§ DIRECTIONS: Show each line that has the string "Onion" in it.

§ DATASET EXCERPTS:
#####
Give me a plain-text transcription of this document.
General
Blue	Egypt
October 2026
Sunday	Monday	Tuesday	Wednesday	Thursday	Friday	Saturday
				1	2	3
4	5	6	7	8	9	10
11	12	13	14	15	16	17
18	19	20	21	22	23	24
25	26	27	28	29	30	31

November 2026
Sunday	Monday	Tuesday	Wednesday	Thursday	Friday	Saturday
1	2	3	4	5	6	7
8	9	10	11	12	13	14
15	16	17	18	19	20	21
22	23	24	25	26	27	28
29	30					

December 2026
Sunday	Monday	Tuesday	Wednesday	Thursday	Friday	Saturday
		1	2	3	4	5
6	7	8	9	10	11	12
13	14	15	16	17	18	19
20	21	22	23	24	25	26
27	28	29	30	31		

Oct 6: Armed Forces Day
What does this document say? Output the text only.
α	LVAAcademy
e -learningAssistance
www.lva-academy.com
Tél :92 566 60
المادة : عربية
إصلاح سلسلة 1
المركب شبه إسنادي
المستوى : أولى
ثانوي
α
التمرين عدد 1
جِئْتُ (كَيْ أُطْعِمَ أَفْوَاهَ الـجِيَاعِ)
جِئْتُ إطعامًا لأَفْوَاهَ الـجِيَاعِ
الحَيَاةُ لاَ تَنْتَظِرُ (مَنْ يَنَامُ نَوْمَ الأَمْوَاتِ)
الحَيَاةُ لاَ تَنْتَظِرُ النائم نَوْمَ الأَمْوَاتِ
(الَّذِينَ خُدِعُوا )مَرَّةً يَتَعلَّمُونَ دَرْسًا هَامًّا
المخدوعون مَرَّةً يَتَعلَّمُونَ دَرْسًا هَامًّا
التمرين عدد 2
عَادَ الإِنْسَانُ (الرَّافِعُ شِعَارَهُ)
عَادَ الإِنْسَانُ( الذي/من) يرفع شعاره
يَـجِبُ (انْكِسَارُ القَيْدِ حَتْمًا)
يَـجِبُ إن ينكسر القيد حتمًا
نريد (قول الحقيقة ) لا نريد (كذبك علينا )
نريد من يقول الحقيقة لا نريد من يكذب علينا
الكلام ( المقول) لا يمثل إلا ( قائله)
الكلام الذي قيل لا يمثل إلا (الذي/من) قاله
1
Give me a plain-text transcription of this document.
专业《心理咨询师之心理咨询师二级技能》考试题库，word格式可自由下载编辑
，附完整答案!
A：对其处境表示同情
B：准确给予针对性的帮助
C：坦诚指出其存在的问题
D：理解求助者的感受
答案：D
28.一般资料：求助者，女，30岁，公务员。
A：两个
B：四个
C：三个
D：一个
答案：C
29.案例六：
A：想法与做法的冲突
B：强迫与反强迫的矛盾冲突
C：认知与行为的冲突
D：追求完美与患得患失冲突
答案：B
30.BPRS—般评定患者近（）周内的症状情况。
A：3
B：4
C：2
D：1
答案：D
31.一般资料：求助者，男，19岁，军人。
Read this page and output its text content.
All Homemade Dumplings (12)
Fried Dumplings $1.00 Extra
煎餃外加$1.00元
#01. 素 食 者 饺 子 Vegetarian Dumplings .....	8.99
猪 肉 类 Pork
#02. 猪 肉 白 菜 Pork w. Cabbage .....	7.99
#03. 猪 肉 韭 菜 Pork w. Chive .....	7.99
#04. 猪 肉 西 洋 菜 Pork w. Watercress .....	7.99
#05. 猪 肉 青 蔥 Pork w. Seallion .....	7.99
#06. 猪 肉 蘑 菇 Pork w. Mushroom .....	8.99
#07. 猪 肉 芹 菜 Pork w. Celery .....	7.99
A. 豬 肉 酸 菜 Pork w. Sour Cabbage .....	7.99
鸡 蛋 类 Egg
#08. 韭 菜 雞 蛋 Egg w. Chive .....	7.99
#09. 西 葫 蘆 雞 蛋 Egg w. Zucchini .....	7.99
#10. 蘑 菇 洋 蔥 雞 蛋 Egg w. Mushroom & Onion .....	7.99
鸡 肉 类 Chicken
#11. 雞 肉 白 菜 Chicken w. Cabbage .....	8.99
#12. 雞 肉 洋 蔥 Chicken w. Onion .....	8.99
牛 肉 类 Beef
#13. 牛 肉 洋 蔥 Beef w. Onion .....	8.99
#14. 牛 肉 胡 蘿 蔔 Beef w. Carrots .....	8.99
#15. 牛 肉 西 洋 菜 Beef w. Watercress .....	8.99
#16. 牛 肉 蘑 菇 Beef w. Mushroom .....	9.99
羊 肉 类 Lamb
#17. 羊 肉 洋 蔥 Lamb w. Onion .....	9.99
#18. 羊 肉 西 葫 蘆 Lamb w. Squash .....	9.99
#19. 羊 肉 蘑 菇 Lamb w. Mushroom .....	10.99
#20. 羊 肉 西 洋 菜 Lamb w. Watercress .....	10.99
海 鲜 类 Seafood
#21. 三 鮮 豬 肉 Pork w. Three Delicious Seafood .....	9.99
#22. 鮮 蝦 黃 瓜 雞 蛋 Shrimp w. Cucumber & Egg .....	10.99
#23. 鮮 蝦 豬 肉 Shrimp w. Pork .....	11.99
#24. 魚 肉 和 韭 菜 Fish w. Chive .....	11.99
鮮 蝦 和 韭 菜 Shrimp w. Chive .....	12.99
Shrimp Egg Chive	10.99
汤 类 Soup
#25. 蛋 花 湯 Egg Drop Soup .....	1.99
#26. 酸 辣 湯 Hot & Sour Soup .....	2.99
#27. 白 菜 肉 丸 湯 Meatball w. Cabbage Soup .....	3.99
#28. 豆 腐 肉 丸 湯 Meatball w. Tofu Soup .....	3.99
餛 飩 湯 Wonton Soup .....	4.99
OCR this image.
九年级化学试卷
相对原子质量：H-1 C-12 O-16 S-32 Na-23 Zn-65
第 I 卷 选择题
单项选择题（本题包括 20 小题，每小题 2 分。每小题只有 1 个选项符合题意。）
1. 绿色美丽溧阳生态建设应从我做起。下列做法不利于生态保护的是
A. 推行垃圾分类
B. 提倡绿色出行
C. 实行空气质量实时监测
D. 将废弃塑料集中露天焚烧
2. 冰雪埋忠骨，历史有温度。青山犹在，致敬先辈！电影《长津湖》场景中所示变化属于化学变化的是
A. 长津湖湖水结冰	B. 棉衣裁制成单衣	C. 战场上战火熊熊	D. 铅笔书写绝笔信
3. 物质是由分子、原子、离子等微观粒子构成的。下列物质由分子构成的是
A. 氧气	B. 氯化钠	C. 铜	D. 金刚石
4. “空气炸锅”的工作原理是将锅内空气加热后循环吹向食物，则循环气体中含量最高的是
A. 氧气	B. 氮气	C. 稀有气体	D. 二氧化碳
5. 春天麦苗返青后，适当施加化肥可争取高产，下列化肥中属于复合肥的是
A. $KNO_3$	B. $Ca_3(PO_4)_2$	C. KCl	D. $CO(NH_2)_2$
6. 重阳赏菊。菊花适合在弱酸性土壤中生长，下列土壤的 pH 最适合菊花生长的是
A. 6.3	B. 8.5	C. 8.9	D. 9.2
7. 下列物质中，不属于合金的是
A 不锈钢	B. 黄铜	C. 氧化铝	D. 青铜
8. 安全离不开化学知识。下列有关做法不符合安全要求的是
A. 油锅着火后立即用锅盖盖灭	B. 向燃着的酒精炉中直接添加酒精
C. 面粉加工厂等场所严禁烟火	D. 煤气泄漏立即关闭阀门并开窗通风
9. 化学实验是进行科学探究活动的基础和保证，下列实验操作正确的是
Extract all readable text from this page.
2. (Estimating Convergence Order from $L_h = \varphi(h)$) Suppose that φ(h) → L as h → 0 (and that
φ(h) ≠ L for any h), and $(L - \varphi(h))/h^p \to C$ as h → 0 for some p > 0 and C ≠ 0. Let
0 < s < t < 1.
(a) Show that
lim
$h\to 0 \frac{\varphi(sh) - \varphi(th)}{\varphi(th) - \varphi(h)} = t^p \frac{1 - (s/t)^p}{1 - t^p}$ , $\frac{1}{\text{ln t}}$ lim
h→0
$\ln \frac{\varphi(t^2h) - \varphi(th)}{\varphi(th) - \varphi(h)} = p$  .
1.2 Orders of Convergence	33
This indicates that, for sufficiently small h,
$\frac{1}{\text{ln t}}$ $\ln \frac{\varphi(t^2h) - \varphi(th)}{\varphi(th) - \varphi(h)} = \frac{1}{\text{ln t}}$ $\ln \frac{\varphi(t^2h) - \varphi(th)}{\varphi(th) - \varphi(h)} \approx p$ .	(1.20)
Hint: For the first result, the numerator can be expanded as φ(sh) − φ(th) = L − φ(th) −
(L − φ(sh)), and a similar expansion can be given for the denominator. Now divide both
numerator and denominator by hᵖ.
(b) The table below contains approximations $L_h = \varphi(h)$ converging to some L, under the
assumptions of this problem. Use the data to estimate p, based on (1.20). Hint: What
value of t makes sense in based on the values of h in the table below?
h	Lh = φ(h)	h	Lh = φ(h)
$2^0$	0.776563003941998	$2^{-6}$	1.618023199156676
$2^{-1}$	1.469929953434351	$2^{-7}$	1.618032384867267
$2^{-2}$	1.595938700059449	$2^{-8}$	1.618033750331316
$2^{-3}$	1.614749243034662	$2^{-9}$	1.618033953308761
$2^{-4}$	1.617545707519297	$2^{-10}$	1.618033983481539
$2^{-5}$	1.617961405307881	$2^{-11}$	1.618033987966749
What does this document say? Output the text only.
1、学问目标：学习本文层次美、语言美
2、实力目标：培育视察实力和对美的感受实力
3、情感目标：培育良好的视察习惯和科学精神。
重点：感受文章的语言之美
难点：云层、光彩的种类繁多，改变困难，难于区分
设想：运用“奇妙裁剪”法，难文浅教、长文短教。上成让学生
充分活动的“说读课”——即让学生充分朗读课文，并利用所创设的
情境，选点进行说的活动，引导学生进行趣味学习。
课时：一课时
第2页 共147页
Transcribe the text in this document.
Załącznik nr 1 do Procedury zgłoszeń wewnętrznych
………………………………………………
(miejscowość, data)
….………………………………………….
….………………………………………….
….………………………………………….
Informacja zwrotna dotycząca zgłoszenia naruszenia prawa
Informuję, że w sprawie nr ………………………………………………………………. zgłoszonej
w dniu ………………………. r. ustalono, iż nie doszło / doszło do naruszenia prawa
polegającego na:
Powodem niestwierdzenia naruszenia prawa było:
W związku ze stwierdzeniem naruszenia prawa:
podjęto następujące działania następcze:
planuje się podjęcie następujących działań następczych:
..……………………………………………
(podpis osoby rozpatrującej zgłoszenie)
#####
§ THE SOLUTION:
#10. 蘑 菇 洋 蔥 雞 蛋 Egg w. Mushroom & Onion .....	7.99
#12. 雞 肉 洋 蔥 Chicken w. Onion .....	8.99
#13. 牛 肉 洋 蔥 Beef w. Onion .....	8.99
#17. 羊 肉 洋 蔥 Lamb w. Onion .....	9.99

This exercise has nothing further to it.